• [Exercise objective]
Extract the text of each entry below exactly, leaving every image behind.

**** Given entries

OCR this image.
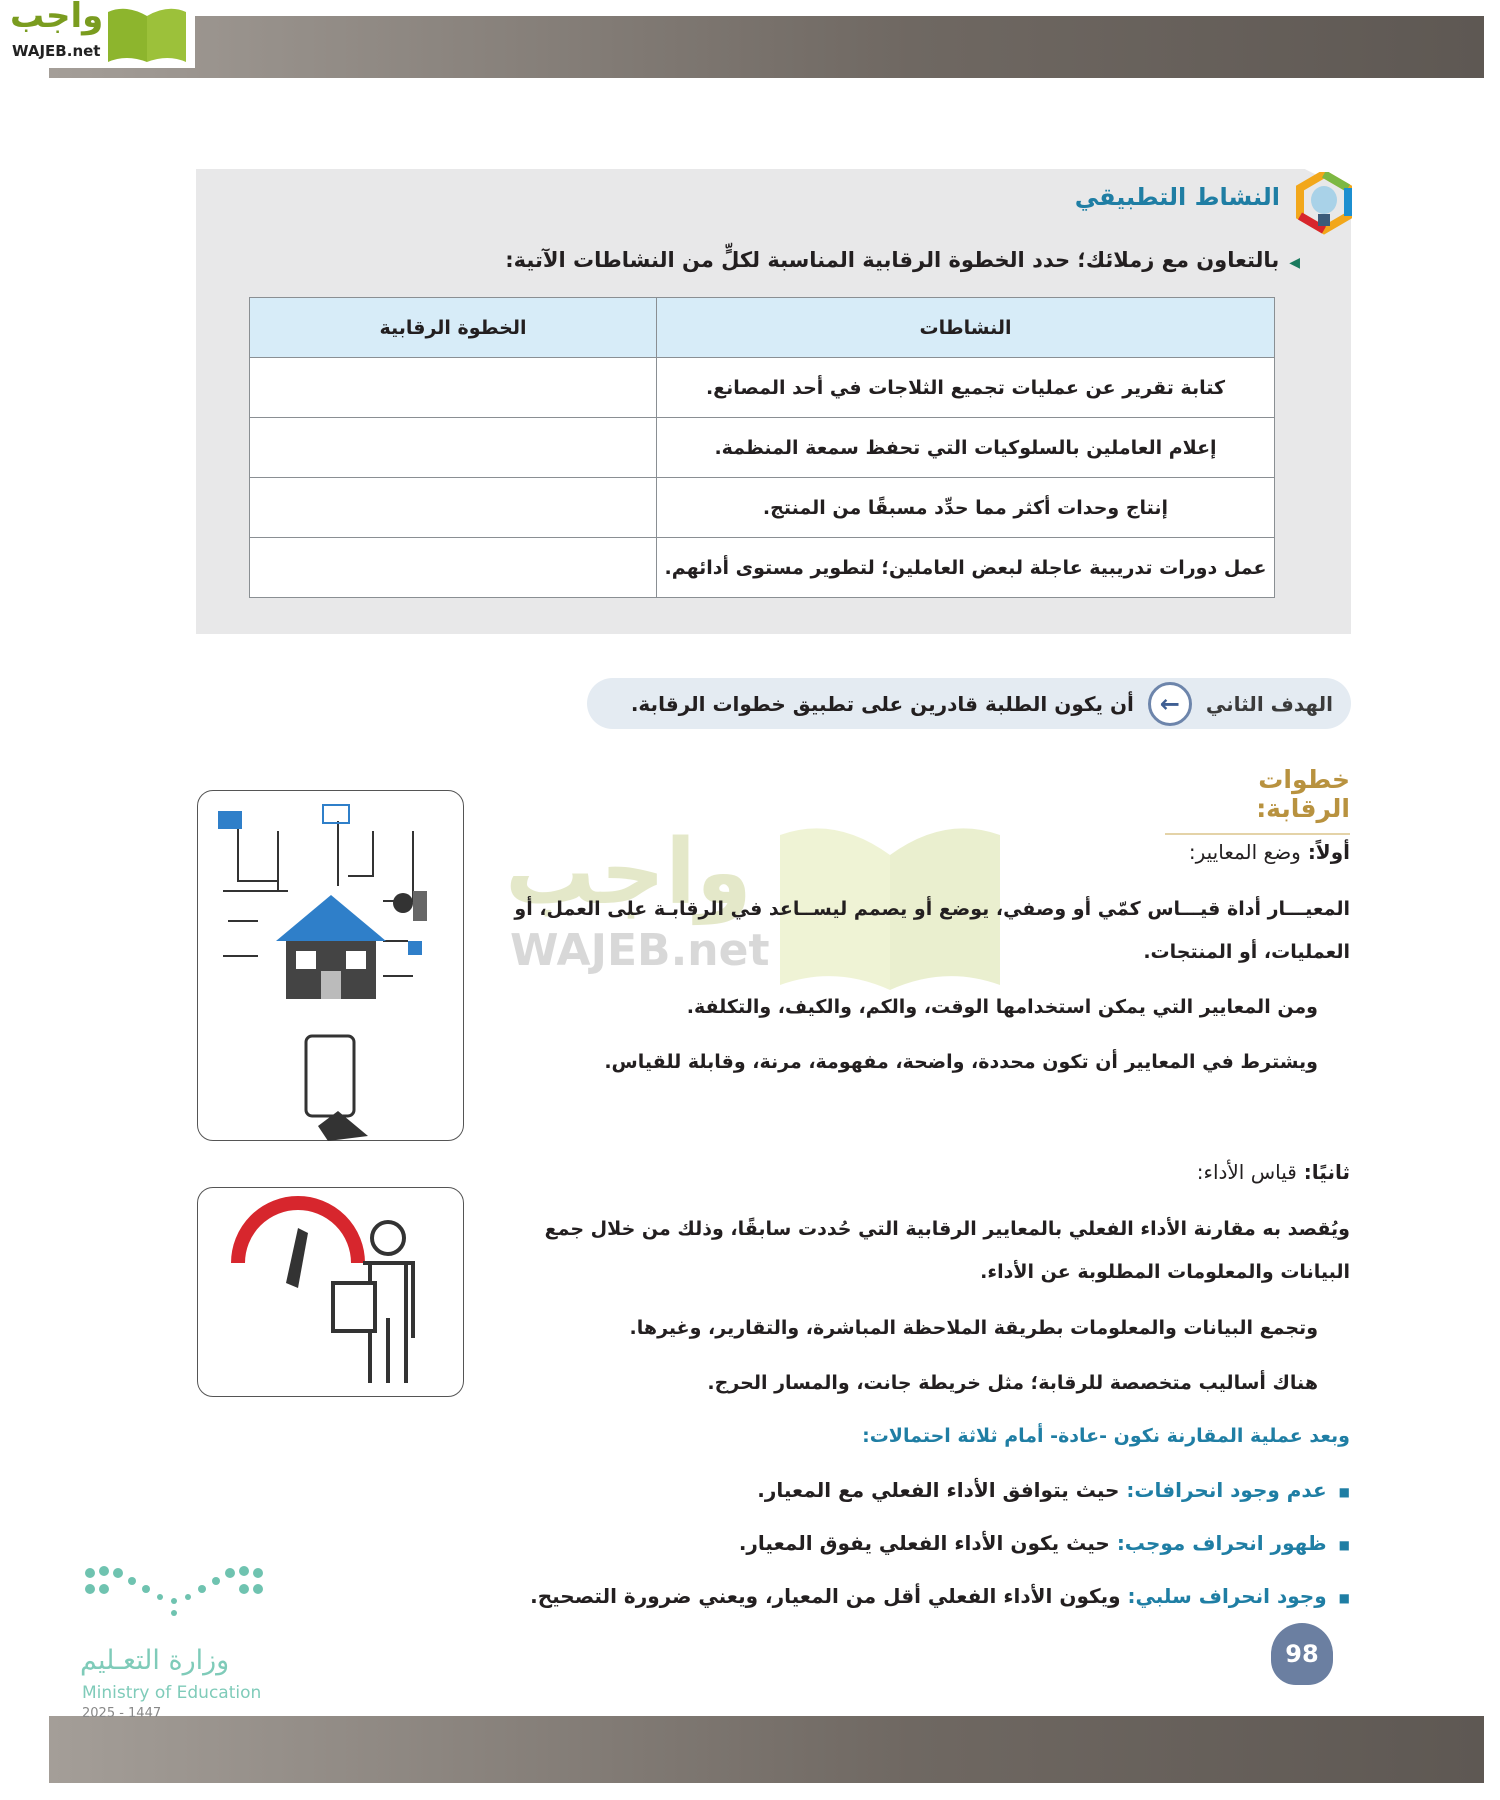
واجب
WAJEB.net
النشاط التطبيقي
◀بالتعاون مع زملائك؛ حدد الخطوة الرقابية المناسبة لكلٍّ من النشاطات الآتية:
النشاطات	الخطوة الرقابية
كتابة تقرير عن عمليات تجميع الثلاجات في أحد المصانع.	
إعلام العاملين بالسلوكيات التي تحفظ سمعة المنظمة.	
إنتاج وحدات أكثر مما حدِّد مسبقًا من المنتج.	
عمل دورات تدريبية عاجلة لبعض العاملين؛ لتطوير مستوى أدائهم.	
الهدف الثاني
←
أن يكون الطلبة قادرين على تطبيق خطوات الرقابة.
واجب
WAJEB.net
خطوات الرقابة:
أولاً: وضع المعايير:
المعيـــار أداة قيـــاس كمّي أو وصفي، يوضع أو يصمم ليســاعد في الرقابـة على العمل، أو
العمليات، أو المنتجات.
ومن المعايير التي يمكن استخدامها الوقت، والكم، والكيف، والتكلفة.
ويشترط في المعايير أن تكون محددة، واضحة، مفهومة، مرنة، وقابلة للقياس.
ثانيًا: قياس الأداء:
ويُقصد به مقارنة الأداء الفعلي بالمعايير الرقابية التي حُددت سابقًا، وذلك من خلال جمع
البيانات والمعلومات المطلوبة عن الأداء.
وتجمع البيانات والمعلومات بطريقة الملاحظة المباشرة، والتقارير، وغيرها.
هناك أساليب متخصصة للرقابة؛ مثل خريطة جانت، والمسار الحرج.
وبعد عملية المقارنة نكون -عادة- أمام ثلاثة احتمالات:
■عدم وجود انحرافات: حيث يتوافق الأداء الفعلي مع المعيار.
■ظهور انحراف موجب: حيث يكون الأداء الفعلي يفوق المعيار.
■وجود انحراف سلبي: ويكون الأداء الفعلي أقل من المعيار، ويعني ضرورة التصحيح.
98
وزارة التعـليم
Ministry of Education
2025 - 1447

********

• [Completed exercise]
OCR this image.
واجب
WAJEB.net
النشاط التطبيقي
◀بالتعاون مع زملائك؛ حدد الخطوة الرقابية المناسبة لكلٍّ من النشاطات الآتية:
النشاطات	الخطوة الرقابية
كتابة تقرير عن عمليات تجميع الثلاجات في أحد المصانع.	
إعلام العاملين بالسلوكيات التي تحفظ سمعة المنظمة.	
إنتاج وحدات أكثر مما حدِّد مسبقًا من المنتج.	
عمل دورات تدريبية عاجلة لبعض العاملين؛ لتطوير مستوى أدائهم.	
الهدف الثاني
←
أن يكون الطلبة قادرين على تطبيق خطوات الرقابة.
واجب
WAJEB.net
خطوات الرقابة:
أولاً: وضع المعايير:
المعيـــار أداة قيـــاس كمّي أو وصفي، يوضع أو يصمم ليســاعد في الرقابـة على العمل، أو
العمليات، أو المنتجات.
ومن المعايير التي يمكن استخدامها الوقت، والكم، والكيف، والتكلفة.
ويشترط في المعايير أن تكون محددة، واضحة، مفهومة، مرنة، وقابلة للقياس.
ثانيًا: قياس الأداء:
ويُقصد به مقارنة الأداء الفعلي بالمعايير الرقابية التي حُددت سابقًا، وذلك من خلال جمع
البيانات والمعلومات المطلوبة عن الأداء.
وتجمع البيانات والمعلومات بطريقة الملاحظة المباشرة، والتقارير، وغيرها.
هناك أساليب متخصصة للرقابة؛ مثل خريطة جانت، والمسار الحرج.
وبعد عملية المقارنة نكون -عادة- أمام ثلاثة احتمالات:
■عدم وجود انحرافات: حيث يتوافق الأداء الفعلي مع المعيار.
■ظهور انحراف موجب: حيث يكون الأداء الفعلي يفوق المعيار.
■وجود انحراف سلبي: ويكون الأداء الفعلي أقل من المعيار، ويعني ضرورة التصحيح.
98
وزارة التعـليم
Ministry of Education
2025 - 1447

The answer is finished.